** TO BE DONE **
Please reproduce the rows starting at the line containing "Annotate this image: element" and ending at the line containing "453, 290, 459]", replacing "bbox" with "bounding box" and changing nothing else. Leave the pictures out.

** RECORDS FOR THIS EXERCISE **
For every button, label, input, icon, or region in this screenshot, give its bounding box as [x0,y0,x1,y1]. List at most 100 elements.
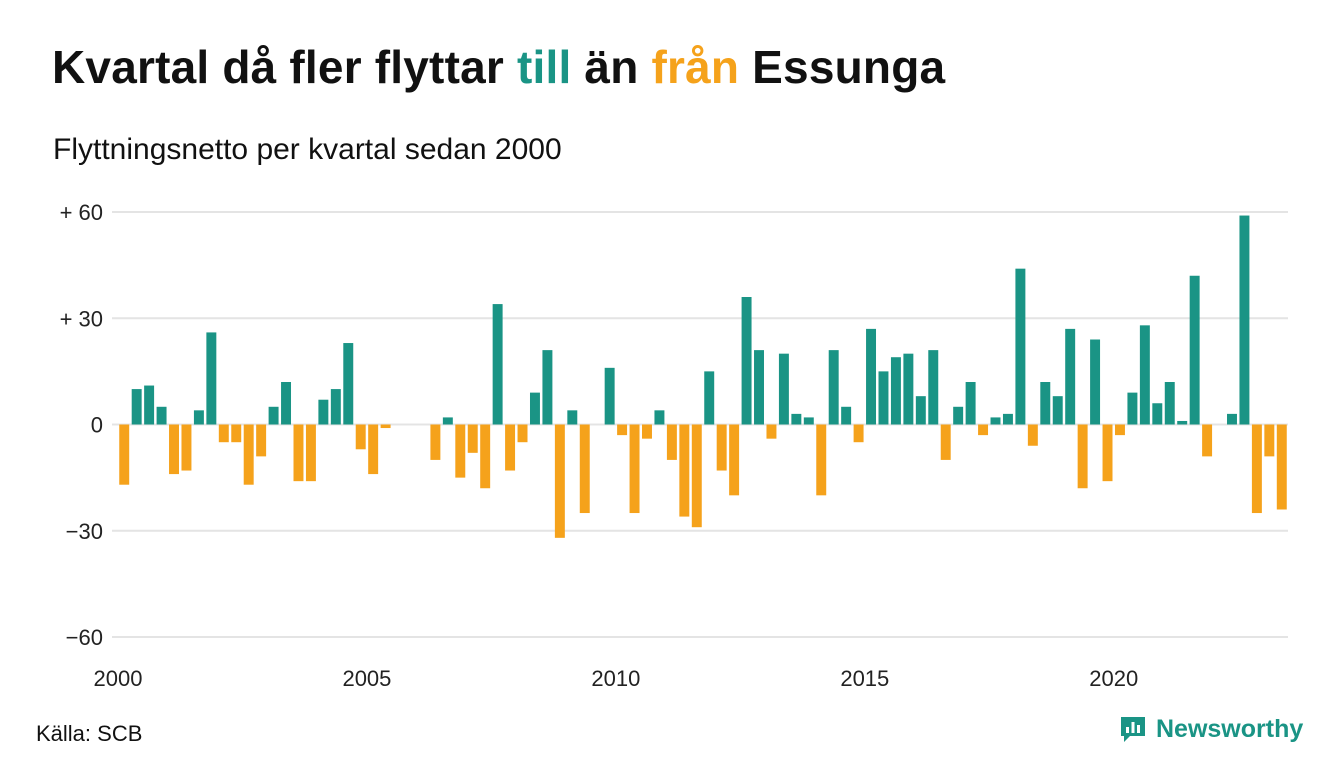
==
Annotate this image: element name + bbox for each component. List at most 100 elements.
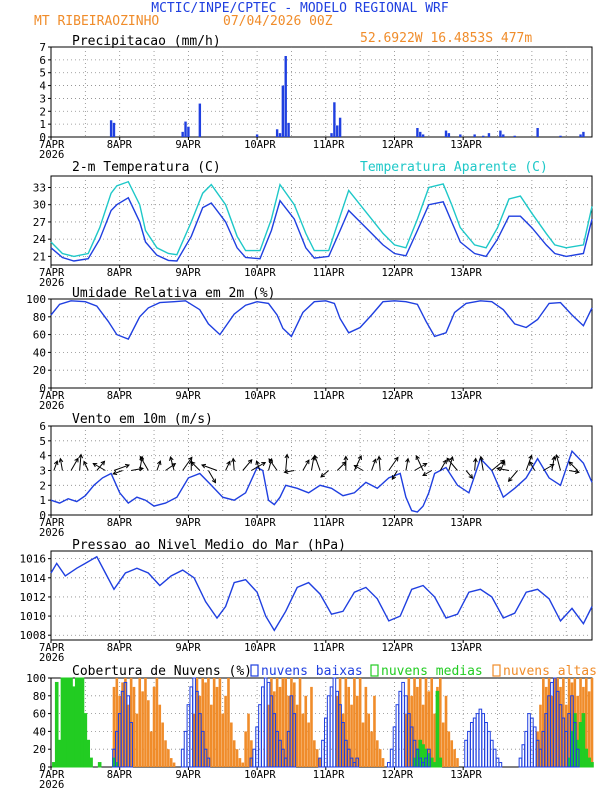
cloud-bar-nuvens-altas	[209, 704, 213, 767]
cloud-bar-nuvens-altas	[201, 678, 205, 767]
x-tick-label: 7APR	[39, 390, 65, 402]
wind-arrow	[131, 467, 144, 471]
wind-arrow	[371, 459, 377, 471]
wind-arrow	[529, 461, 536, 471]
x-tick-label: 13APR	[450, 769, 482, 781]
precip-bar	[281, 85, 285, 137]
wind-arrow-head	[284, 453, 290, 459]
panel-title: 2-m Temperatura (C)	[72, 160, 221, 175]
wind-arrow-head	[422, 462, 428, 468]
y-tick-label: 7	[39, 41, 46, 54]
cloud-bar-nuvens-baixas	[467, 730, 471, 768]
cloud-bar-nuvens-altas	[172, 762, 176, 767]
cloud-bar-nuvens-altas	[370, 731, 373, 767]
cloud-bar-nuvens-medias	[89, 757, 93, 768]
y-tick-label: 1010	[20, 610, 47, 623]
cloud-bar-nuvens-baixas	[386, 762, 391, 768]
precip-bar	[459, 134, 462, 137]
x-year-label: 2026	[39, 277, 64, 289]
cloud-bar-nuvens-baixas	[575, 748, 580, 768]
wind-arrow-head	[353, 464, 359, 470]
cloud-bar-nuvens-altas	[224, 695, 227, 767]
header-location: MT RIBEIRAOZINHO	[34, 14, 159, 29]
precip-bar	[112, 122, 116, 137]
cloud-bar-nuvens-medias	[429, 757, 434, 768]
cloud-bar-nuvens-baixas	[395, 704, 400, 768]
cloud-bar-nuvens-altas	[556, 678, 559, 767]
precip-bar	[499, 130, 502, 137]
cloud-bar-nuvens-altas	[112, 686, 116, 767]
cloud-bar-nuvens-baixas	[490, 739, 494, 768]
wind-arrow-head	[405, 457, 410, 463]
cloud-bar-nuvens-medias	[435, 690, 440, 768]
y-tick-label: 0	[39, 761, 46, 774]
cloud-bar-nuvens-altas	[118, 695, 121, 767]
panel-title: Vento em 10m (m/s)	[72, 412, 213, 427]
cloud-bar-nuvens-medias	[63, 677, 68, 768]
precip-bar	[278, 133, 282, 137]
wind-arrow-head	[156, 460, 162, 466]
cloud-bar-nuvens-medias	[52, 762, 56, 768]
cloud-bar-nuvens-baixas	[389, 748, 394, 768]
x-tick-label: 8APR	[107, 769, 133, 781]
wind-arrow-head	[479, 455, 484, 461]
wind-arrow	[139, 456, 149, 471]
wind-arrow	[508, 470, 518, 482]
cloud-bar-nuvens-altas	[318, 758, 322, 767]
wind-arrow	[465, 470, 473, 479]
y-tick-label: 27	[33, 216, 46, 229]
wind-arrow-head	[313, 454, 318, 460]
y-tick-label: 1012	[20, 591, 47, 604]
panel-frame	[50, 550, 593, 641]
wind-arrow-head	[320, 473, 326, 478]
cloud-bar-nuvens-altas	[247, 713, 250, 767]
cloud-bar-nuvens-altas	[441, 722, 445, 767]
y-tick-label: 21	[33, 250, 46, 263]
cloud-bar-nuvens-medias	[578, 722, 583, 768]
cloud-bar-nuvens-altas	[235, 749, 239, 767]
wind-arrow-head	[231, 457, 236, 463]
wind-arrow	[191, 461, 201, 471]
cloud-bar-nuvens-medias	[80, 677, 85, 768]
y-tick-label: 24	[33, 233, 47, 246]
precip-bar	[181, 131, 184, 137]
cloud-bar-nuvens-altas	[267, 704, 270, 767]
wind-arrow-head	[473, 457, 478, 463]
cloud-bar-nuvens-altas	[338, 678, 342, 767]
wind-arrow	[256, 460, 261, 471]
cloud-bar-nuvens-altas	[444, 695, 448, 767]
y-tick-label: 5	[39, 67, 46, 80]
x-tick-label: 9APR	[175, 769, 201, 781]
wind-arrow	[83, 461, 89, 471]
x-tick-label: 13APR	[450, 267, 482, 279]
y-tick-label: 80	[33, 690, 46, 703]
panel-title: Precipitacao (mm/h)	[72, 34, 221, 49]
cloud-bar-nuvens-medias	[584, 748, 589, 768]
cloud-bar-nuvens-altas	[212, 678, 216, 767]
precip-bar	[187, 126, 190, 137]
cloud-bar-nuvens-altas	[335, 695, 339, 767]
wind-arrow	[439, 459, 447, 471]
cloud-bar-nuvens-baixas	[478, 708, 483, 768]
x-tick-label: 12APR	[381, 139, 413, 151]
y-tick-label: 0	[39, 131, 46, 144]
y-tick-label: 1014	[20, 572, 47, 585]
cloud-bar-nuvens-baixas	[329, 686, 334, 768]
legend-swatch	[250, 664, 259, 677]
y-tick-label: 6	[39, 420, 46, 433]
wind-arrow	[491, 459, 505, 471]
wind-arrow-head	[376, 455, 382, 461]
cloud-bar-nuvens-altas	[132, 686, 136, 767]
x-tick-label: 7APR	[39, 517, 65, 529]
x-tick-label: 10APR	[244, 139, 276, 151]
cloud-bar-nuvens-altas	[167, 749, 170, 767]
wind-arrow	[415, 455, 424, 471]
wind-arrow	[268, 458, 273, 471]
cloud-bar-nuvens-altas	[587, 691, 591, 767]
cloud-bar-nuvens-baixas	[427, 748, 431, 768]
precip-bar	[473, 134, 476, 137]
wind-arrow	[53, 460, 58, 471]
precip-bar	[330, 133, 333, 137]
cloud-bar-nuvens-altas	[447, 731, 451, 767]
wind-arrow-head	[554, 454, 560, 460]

** WRITTEN REPLY **
Annotate this image: element name + bounding box for each component. List at most 100 elements.
cloud-bar-nuvens-altas	[209, 704, 213, 767]
cloud-bar-nuvens-altas	[201, 678, 205, 767]
x-tick-label: 7APR	[39, 390, 65, 402]
wind-arrow	[131, 467, 144, 471]
wind-arrow	[371, 459, 377, 471]
wind-arrow	[529, 461, 536, 471]
x-tick-label: 13APR	[450, 769, 482, 781]
precip-bar	[281, 85, 285, 137]
wind-arrow-head	[284, 453, 290, 459]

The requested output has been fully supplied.